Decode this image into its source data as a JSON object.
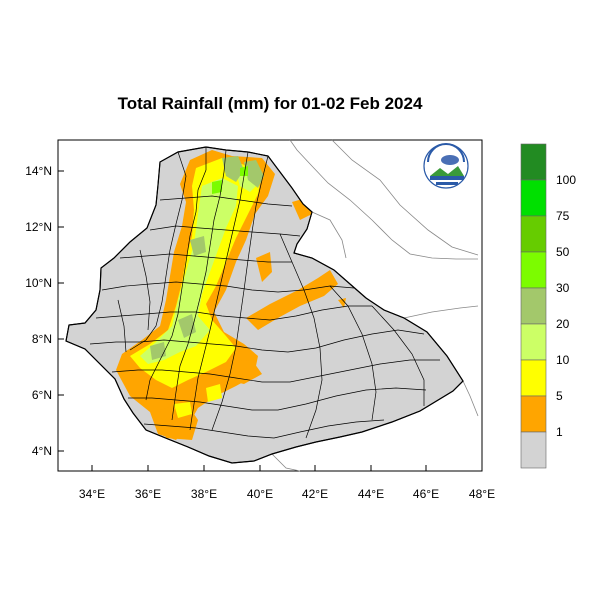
{
  "title": "Total Rainfall (mm) for 01-02 Feb 2024",
  "axes": {
    "x_ticks": [
      "34°E",
      "36°E",
      "38°E",
      "40°E",
      "42°E",
      "44°E",
      "46°E",
      "48°E"
    ],
    "y_ticks": [
      "14°N",
      "12°N",
      "10°N",
      "8°N",
      "6°N",
      "4°N"
    ]
  },
  "legend": {
    "labels": [
      "100",
      "75",
      "50",
      "30",
      "20",
      "10",
      "5",
      "1"
    ],
    "colors": [
      "#228b22",
      "#00e000",
      "#66cc00",
      "#7cfc00",
      "#a3c86b",
      "#ccff66",
      "#ffff00",
      "#ffa500",
      "#d3d3d3"
    ]
  },
  "colors": {
    "land": "#d3d3d3",
    "orange": "#ffa500",
    "yellow": "#ffff00",
    "light_green": "#ccff66",
    "mid_green": "#a3c86b",
    "lime": "#7cfc00"
  },
  "logo": "ethiopian-meteorology-institute-logo"
}
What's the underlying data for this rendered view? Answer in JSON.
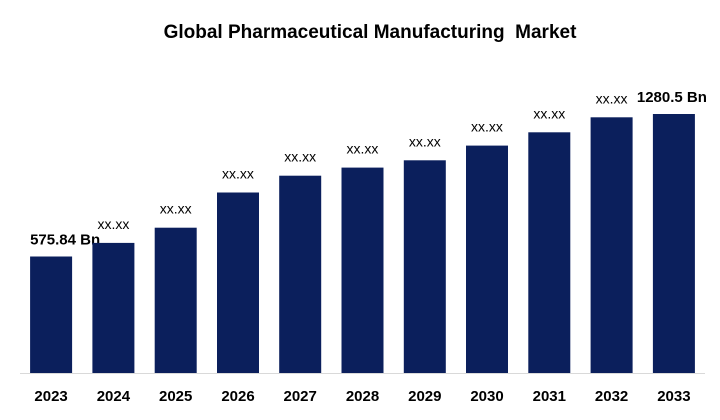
{
  "chart_data": {
    "type": "bar",
    "title": "Global Pharmaceutical Manufacturing  Market",
    "xlabel": "",
    "ylabel": "",
    "categories": [
      "2023",
      "2024",
      "2025",
      "2026",
      "2027",
      "2028",
      "2029",
      "2030",
      "2031",
      "2032",
      "2033"
    ],
    "values": [
      575.84,
      643.1,
      718.2,
      892.3,
      975.6,
      1015.4,
      1051.5,
      1124.5,
      1189.9,
      1264.3,
      1280.5
    ],
    "data_labels": [
      "575.84 Bn",
      "xx.xx",
      "xx.xx",
      "xx.xx",
      "xx.xx",
      "xx.xx",
      "xx.xx",
      "xx.xx",
      "xx.xx",
      "xx.xx",
      "1280.5 Bn"
    ],
    "ylim": [
      0,
      1280.5
    ],
    "grid": false,
    "legend": "none",
    "bar_color": "#0b1f5c",
    "axis_color": "#d9d9d9"
  }
}
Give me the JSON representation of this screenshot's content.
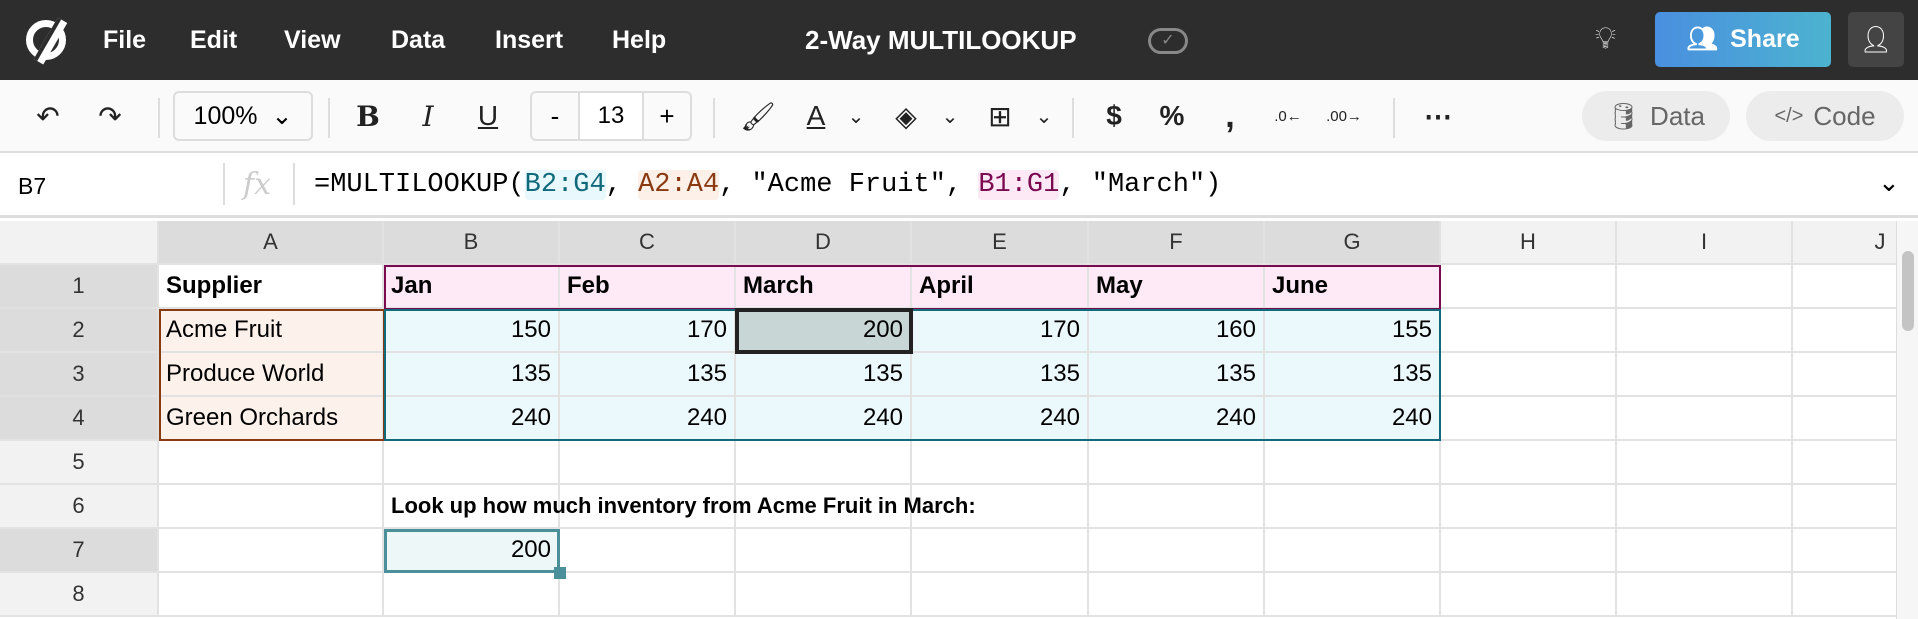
{
  "app": {
    "title": "2-Way MULTILOOKUP",
    "menu": [
      "File",
      "Edit",
      "View",
      "Data",
      "Insert",
      "Help"
    ],
    "share_label": "Share",
    "accent": "#4a9fe0"
  },
  "toolbar": {
    "zoom": "100%",
    "font_size": "13",
    "minus": "-",
    "plus": "+",
    "data_label": "Data",
    "code_label": "Code"
  },
  "formula_bar": {
    "cell_ref": "B7",
    "fx": "fx",
    "parts": [
      "=MULTILOOKUP(",
      "B2:G4",
      ", ",
      "A2:A4",
      ", \"Acme Fruit\", ",
      "B1:G1",
      ", \"March\")"
    ]
  },
  "sheet": {
    "columns": [
      "A",
      "B",
      "C",
      "D",
      "E",
      "F",
      "G",
      "H",
      "I",
      "J"
    ],
    "rows": [
      "1",
      "2",
      "3",
      "4",
      "5",
      "6",
      "7",
      "8"
    ],
    "cells": [
      [
        "Supplier",
        "Jan",
        "Feb",
        "March",
        "April",
        "May",
        "June"
      ],
      [
        "Acme Fruit",
        "150",
        "170",
        "200",
        "170",
        "160",
        "155"
      ],
      [
        "Produce World",
        "135",
        "135",
        "135",
        "135",
        "135",
        "135"
      ],
      [
        "Green Orchards",
        "240",
        "240",
        "240",
        "240",
        "240",
        "240"
      ]
    ],
    "note": "Look up how much inventory from Acme Fruit in March:",
    "result": "200",
    "selected_cell": "B7",
    "highlighted_cell": "D2"
  }
}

=-=-=-=-=

> _Work to complete_: Count how many lines include the string "this". Nothing but the number is needed.

> _The completed task_: 3